◆ Task brief
Restate the records in their entirety, word for word.
** START OF Dataset content **
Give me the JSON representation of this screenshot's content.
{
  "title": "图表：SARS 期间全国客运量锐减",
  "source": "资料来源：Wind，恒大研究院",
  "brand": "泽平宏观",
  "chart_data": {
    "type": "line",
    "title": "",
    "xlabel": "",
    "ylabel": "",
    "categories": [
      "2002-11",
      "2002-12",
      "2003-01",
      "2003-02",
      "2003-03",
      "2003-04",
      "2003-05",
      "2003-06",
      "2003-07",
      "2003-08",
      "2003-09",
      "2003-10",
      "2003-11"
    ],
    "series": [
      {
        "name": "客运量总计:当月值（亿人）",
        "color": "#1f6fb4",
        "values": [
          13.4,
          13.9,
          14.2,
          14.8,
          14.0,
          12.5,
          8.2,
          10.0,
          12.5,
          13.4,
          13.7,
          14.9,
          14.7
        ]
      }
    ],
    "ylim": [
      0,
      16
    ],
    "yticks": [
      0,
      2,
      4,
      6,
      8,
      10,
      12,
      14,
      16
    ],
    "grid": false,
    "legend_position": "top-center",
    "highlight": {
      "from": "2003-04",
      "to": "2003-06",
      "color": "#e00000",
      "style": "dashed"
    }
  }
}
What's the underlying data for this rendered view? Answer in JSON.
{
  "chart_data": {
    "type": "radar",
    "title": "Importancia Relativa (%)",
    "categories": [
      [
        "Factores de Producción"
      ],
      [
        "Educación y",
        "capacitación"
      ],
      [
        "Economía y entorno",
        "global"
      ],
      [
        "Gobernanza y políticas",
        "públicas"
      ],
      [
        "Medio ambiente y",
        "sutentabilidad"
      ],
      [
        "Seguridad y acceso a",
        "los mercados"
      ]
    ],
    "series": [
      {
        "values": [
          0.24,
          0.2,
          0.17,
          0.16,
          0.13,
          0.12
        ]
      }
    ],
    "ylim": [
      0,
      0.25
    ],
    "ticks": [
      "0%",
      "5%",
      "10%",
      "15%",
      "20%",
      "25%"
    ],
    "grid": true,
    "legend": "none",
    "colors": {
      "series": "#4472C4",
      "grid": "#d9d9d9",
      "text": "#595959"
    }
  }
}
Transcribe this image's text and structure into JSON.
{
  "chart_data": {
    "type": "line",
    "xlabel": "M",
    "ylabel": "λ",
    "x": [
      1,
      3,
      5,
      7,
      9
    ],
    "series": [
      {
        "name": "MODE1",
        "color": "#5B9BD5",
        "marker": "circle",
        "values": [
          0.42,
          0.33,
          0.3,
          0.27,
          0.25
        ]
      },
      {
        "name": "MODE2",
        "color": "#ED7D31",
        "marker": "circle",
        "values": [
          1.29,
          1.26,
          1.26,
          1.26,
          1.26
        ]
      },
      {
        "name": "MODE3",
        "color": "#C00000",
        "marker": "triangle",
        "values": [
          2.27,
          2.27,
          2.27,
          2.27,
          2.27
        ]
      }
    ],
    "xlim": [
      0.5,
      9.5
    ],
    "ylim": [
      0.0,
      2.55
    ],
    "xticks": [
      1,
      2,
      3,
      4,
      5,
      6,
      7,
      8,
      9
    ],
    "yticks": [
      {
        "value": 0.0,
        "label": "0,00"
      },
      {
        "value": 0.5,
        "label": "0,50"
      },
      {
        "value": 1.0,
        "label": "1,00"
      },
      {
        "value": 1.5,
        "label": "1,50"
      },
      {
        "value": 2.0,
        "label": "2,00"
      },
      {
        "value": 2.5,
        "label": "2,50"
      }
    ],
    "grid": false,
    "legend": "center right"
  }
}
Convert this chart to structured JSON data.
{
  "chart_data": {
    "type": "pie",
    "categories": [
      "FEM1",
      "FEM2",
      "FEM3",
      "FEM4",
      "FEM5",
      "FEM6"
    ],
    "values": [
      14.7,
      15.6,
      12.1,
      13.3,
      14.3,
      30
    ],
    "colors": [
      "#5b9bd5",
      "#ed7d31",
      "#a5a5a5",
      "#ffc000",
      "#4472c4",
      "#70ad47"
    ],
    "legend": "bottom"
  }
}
** END OF Dataset content **
◆ Output of the task
Give me the JSON representation of this screenshot's content.
{
  "title": "图表：SARS 期间全国客运量锐减",
  "source": "资料来源：Wind，恒大研究院",
  "brand": "泽平宏观",
  "chart_data": {
    "type": "line",
    "title": "",
    "xlabel": "",
    "ylabel": "",
    "categories": [
      "2002-11",
      "2002-12",
      "2003-01",
      "2003-02",
      "2003-03",
      "2003-04",
      "2003-05",
      "2003-06",
      "2003-07",
      "2003-08",
      "2003-09",
      "2003-10",
      "2003-11"
    ],
    "series": [
      {
        "name": "客运量总计:当月值（亿人）",
        "color": "#1f6fb4",
        "values": [
          13.4,
          13.9,
          14.2,
          14.8,
          14.0,
          12.5,
          8.2,
          10.0,
          12.5,
          13.4,
          13.7,
          14.9,
          14.7
        ]
      }
    ],
    "ylim": [
      0,
      16
    ],
    "yticks": [
      0,
      2,
      4,
      6,
      8,
      10,
      12,
      14,
      16
    ],
    "grid": false,
    "legend_position": "top-center",
    "highlight": {
      "from": "2003-04",
      "to": "2003-06",
      "color": "#e00000",
      "style": "dashed"
    }
  }
}
What's the underlying data for this rendered view? Answer in JSON.
{
  "chart_data": {
    "type": "radar",
    "title": "Importancia Relativa (%)",
    "categories": [
      [
        "Factores de Producción"
      ],
      [
        "Educación y",
        "capacitación"
      ],
      [
        "Economía y entorno",
        "global"
      ],
      [
        "Gobernanza y políticas",
        "públicas"
      ],
      [
        "Medio ambiente y",
        "sutentabilidad"
      ],
      [
        "Seguridad y acceso a",
        "los mercados"
      ]
    ],
    "series": [
      {
        "values": [
          0.24,
          0.2,
          0.17,
          0.16,
          0.13,
          0.12
        ]
      }
    ],
    "ylim": [
      0,
      0.25
    ],
    "ticks": [
      "0%",
      "5%",
      "10%",
      "15%",
      "20%",
      "25%"
    ],
    "grid": true,
    "legend": "none",
    "colors": {
      "series": "#4472C4",
      "grid": "#d9d9d9",
      "text": "#595959"
    }
  }
}
Transcribe this image's text and structure into JSON.
{
  "chart_data": {
    "type": "line",
    "xlabel": "M",
    "ylabel": "λ",
    "x": [
      1,
      3,
      5,
      7,
      9
    ],
    "series": [
      {
        "name": "MODE1",
        "color": "#5B9BD5",
        "marker": "circle",
        "values": [
          0.42,
          0.33,
          0.3,
          0.27,
          0.25
        ]
      },
      {
        "name": "MODE2",
        "color": "#ED7D31",
        "marker": "circle",
        "values": [
          1.29,
          1.26,
          1.26,
          1.26,
          1.26
        ]
      },
      {
        "name": "MODE3",
        "color": "#C00000",
        "marker": "triangle",
        "values": [
          2.27,
          2.27,
          2.27,
          2.27,
          2.27
        ]
      }
    ],
    "xlim": [
      0.5,
      9.5
    ],
    "ylim": [
      0.0,
      2.55
    ],
    "xticks": [
      1,
      2,
      3,
      4,
      5,
      6,
      7,
      8,
      9
    ],
    "yticks": [
      {
        "value": 0.0,
        "label": "0,00"
      },
      {
        "value": 0.5,
        "label": "0,50"
      },
      {
        "value": 1.0,
        "label": "1,00"
      },
      {
        "value": 1.5,
        "label": "1,50"
      },
      {
        "value": 2.0,
        "label": "2,00"
      },
      {
        "value": 2.5,
        "label": "2,50"
      }
    ],
    "grid": false,
    "legend": "center right"
  }
}
Convert this chart to structured JSON data.
{
  "chart_data": {
    "type": "pie",
    "categories": [
      "FEM1",
      "FEM2",
      "FEM3",
      "FEM4",
      "FEM5",
      "FEM6"
    ],
    "values": [
      14.7,
      15.6,
      12.1,
      13.3,
      14.3,
      30
    ],
    "colors": [
      "#5b9bd5",
      "#ed7d31",
      "#a5a5a5",
      "#ffc000",
      "#4472c4",
      "#70ad47"
    ],
    "legend": "bottom"
  }
}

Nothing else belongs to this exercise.